▶ Extrait:
-=-=-

Vivonne

Leroy, Jérôme
Littérature générale
Paris : La Table Ronde, 2021, 407 pages, 22 €

🙂 🙂 🙂 L'effondrement, avec élégance

Plus de 50 ans après la publication du « Troupeau aveugle » de John Brunner, Alexandre Garnier ne peut s’empêcher de repenser à ce roman, lu dans sa jeunesse. Sous ses yeux, à quelques mètres de lui, s’étalent les ravages causés par le typhon aussi imprévu que dévastateur qui vient de s’abattre sur Paris. Les morts se compteront sans doute par centaines, des milliers peut-être, cela dépendra de ce que le pouvoir en place -Les Dingues- sera prêt à révéler. Décidément, Brunner avait raison : à force d’épuiser la planète, celle-ci se retourne contre l’homme.

-=-=-

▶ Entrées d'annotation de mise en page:
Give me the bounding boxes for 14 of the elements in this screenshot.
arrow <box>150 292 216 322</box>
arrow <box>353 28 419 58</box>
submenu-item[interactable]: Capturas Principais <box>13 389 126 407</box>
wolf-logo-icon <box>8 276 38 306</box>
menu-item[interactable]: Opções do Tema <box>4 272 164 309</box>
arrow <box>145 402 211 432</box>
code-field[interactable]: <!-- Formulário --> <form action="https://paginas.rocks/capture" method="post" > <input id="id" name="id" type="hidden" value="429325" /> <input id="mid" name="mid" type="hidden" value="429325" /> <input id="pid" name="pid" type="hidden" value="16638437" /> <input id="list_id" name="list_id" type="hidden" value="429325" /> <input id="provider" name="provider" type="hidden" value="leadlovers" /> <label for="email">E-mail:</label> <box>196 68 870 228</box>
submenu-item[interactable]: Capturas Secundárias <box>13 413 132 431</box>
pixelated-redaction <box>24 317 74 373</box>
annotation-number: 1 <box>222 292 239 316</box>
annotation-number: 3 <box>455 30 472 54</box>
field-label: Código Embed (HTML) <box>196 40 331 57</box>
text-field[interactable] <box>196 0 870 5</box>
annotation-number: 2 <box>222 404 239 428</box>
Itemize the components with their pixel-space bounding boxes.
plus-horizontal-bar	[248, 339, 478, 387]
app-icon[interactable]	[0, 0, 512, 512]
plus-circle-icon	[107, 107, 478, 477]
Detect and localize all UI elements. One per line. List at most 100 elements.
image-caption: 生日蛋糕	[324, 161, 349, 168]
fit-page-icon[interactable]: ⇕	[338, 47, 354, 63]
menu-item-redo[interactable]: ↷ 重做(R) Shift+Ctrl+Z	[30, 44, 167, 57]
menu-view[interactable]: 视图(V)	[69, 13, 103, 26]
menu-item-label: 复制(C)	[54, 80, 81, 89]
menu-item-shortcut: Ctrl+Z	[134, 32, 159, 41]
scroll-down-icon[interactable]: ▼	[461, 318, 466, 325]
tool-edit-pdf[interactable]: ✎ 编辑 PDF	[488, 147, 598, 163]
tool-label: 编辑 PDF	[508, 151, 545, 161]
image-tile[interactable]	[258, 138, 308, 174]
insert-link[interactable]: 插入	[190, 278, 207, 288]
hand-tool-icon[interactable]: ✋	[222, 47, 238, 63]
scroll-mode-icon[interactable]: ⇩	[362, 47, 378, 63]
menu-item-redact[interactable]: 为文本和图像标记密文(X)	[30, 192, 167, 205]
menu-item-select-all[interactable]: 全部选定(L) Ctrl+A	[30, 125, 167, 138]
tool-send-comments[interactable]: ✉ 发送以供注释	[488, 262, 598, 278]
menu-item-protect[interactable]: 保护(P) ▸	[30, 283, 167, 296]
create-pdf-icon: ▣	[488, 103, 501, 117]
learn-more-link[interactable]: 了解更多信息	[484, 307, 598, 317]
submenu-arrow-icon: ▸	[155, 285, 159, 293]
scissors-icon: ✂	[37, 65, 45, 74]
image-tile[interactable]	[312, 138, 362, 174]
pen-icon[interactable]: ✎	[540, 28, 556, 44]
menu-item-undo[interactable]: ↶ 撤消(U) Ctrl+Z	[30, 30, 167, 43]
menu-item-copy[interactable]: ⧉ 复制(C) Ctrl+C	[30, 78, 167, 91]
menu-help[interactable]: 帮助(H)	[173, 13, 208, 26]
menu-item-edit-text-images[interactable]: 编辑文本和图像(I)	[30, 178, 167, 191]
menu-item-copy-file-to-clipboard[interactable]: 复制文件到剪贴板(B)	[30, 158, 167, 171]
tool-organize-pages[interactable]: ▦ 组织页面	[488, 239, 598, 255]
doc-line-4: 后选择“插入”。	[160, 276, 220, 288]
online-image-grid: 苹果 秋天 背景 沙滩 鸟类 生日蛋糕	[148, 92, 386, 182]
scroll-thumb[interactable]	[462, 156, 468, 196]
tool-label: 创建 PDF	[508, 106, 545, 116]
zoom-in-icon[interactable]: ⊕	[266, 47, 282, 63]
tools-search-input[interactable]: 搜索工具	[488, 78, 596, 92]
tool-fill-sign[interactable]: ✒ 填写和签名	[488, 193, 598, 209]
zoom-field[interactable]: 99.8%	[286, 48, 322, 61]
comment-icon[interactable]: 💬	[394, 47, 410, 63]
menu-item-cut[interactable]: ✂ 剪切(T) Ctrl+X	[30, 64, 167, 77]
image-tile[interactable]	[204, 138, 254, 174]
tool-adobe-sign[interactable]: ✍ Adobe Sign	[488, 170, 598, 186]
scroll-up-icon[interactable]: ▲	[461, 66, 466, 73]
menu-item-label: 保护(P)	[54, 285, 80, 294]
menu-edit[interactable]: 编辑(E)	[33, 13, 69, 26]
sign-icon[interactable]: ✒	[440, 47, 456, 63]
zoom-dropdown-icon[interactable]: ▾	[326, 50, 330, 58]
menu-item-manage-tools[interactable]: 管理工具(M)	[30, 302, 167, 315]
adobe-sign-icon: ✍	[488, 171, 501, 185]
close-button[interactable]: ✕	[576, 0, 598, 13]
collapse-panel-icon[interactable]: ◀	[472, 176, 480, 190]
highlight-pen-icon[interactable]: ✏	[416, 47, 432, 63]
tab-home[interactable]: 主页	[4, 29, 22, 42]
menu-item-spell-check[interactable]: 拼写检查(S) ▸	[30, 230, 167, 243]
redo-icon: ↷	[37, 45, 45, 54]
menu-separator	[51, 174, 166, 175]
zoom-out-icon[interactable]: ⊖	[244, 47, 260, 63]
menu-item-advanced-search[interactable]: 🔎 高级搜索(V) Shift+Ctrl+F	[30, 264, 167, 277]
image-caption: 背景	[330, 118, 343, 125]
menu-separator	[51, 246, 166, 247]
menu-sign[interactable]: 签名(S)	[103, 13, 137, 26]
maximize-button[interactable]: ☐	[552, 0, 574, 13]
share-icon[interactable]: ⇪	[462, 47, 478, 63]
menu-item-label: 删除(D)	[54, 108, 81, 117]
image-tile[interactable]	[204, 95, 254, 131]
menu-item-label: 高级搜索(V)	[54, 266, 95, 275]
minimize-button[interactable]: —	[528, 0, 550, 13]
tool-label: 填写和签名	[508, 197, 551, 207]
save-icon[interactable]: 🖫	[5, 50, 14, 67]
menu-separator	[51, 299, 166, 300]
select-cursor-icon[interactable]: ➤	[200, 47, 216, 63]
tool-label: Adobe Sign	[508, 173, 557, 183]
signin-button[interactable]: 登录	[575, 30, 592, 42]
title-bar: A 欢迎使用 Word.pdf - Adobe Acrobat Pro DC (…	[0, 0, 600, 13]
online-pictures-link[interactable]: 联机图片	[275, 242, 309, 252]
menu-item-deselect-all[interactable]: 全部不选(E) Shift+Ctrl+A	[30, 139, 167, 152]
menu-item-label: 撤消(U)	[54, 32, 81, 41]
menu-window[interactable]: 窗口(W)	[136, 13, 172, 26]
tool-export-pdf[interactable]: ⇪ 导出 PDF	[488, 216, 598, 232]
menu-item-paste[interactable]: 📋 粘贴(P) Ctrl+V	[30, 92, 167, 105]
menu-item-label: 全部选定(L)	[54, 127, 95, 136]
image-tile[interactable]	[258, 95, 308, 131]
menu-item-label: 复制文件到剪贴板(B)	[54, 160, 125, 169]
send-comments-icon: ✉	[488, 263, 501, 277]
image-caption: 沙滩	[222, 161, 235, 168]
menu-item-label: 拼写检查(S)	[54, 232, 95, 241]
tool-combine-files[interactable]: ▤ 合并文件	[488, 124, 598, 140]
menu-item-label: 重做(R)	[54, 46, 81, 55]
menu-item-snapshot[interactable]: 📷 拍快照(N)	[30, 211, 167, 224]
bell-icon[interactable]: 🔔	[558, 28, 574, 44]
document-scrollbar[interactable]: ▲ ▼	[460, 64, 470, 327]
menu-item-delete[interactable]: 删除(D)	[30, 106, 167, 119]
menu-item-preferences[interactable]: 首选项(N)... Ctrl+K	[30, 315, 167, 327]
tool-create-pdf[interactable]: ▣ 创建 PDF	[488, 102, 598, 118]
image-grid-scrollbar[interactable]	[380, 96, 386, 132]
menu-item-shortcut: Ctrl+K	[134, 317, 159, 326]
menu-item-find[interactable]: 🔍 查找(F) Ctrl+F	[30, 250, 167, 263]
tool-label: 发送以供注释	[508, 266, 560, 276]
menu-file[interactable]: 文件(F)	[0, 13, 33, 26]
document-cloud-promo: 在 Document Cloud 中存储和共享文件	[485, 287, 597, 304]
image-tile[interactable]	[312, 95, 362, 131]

-=-=-

▶ Consigne: Restituez à l'identique le passage de l'extrait qui va de « Leroy, Jérôme » jusqu'à « retourne contre l’homme. » inclus. Appuyez-vous uniquement sur l'extrait.

▶ Réponse:
Leroy, Jérôme
Littérature générale
Paris : La Table Ronde, 2021, 407 pages, 22 €

🙂 🙂 🙂 L'effondrement, avec élégance

Plus de 50 ans après la publication du « Troupeau aveugle » de John Brunner, Alexandre Garnier ne peut s’empêcher de repenser à ce roman, lu dans sa jeunesse. Sous ses yeux, à quelques mètres de lui, s’étalent les ravages causés par le typhon aussi imprévu que dévastateur qui vient de s’abattre sur Paris. Les morts se compteront sans doute par centaines, des milliers peut-être, cela dépendra de ce que le pouvoir en place -Les Dingues- sera prêt à révéler. Décidément, Brunner avait raison : à force d’épuiser la planète, celle-ci se retourne contre l’homme.